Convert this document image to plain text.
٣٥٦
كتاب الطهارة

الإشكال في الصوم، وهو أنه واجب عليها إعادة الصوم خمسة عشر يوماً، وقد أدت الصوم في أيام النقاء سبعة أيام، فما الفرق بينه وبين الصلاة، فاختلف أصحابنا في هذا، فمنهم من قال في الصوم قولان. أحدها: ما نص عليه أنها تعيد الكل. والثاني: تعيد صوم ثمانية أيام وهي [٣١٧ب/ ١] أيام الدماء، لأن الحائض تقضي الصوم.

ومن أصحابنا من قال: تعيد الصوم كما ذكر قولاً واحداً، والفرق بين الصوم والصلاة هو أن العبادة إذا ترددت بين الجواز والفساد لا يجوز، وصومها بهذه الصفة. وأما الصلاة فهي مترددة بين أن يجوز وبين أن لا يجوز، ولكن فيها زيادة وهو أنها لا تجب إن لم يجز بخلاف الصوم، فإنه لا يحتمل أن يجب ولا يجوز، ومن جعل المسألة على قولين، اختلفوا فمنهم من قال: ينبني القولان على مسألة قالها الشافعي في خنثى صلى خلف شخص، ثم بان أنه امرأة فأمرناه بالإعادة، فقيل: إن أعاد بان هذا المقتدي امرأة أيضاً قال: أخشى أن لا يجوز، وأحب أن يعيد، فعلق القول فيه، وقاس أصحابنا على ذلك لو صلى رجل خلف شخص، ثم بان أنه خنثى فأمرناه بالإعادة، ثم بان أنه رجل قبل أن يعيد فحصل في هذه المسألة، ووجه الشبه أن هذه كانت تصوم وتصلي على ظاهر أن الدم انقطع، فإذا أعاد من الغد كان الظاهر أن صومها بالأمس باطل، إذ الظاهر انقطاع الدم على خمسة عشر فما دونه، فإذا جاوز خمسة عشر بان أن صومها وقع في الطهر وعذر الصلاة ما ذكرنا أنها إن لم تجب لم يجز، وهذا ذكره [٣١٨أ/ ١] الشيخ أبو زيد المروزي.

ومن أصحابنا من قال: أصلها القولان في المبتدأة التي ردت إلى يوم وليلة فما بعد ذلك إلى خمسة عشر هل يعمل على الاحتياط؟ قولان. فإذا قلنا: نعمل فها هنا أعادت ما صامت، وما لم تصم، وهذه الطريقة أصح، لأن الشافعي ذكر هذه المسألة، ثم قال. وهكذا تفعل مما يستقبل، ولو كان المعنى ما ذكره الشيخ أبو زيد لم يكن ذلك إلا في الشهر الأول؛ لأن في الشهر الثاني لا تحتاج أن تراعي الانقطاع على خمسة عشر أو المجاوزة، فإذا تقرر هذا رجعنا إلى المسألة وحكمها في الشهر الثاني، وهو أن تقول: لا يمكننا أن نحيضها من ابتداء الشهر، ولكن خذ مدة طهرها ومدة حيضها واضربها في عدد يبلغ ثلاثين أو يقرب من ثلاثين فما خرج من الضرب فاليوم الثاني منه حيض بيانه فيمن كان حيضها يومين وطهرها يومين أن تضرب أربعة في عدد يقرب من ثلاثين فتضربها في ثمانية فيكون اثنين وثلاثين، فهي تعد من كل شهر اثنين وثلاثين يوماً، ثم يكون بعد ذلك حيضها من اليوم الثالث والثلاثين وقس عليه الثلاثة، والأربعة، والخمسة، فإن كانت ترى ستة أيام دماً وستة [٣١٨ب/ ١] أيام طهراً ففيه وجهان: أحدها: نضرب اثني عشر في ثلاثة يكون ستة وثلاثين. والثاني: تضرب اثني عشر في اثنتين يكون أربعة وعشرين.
****
* [Description of the task]: All of the data needs to be printed once more, exactly.

* [Solution to the exercise]:
Convert this document image to plain text.
٣٥٦
كتاب الطهارة

الإشكال في الصوم، وهو أنه واجب عليها إعادة الصوم خمسة عشر يوماً، وقد أدت الصوم في أيام النقاء سبعة أيام، فما الفرق بينه وبين الصلاة، فاختلف أصحابنا في هذا، فمنهم من قال في الصوم قولان. أحدها: ما نص عليه أنها تعيد الكل. والثاني: تعيد صوم ثمانية أيام وهي [٣١٧ب/ ١] أيام الدماء، لأن الحائض تقضي الصوم.

ومن أصحابنا من قال: تعيد الصوم كما ذكر قولاً واحداً، والفرق بين الصوم والصلاة هو أن العبادة إذا ترددت بين الجواز والفساد لا يجوز، وصومها بهذه الصفة. وأما الصلاة فهي مترددة بين أن يجوز وبين أن لا يجوز، ولكن فيها زيادة وهو أنها لا تجب إن لم يجز بخلاف الصوم، فإنه لا يحتمل أن يجب ولا يجوز، ومن جعل المسألة على قولين، اختلفوا فمنهم من قال: ينبني القولان على مسألة قالها الشافعي في خنثى صلى خلف شخص، ثم بان أنه امرأة فأمرناه بالإعادة، فقيل: إن أعاد بان هذا المقتدي امرأة أيضاً قال: أخشى أن لا يجوز، وأحب أن يعيد، فعلق القول فيه، وقاس أصحابنا على ذلك لو صلى رجل خلف شخص، ثم بان أنه خنثى فأمرناه بالإعادة، ثم بان أنه رجل قبل أن يعيد فحصل في هذه المسألة، ووجه الشبه أن هذه كانت تصوم وتصلي على ظاهر أن الدم انقطع، فإذا أعاد من الغد كان الظاهر أن صومها بالأمس باطل، إذ الظاهر انقطاع الدم على خمسة عشر فما دونه، فإذا جاوز خمسة عشر بان أن صومها وقع في الطهر وعذر الصلاة ما ذكرنا أنها إن لم تجب لم يجز، وهذا ذكره [٣١٨أ/ ١] الشيخ أبو زيد المروزي.

ومن أصحابنا من قال: أصلها القولان في المبتدأة التي ردت إلى يوم وليلة فما بعد ذلك إلى خمسة عشر هل يعمل على الاحتياط؟ قولان. فإذا قلنا: نعمل فها هنا أعادت ما صامت، وما لم تصم، وهذه الطريقة أصح، لأن الشافعي ذكر هذه المسألة، ثم قال. وهكذا تفعل مما يستقبل، ولو كان المعنى ما ذكره الشيخ أبو زيد لم يكن ذلك إلا في الشهر الأول؛ لأن في الشهر الثاني لا تحتاج أن تراعي الانقطاع على خمسة عشر أو المجاوزة، فإذا تقرر هذا رجعنا إلى المسألة وحكمها في الشهر الثاني، وهو أن تقول: لا يمكننا أن نحيضها من ابتداء الشهر، ولكن خذ مدة طهرها ومدة حيضها واضربها في عدد يبلغ ثلاثين أو يقرب من ثلاثين فما خرج من الضرب فاليوم الثاني منه حيض بيانه فيمن كان حيضها يومين وطهرها يومين أن تضرب أربعة في عدد يقرب من ثلاثين فتضربها في ثمانية فيكون اثنين وثلاثين، فهي تعد من كل شهر اثنين وثلاثين يوماً، ثم يكون بعد ذلك حيضها من اليوم الثالث والثلاثين وقس عليه الثلاثة، والأربعة، والخمسة، فإن كانت ترى ستة أيام دماً وستة [٣١٨ب/ ١] أيام طهراً ففيه وجهان: أحدها: نضرب اثني عشر في ثلاثة يكون ستة وثلاثين. والثاني: تضرب اثني عشر في اثنتين يكون أربعة وعشرين.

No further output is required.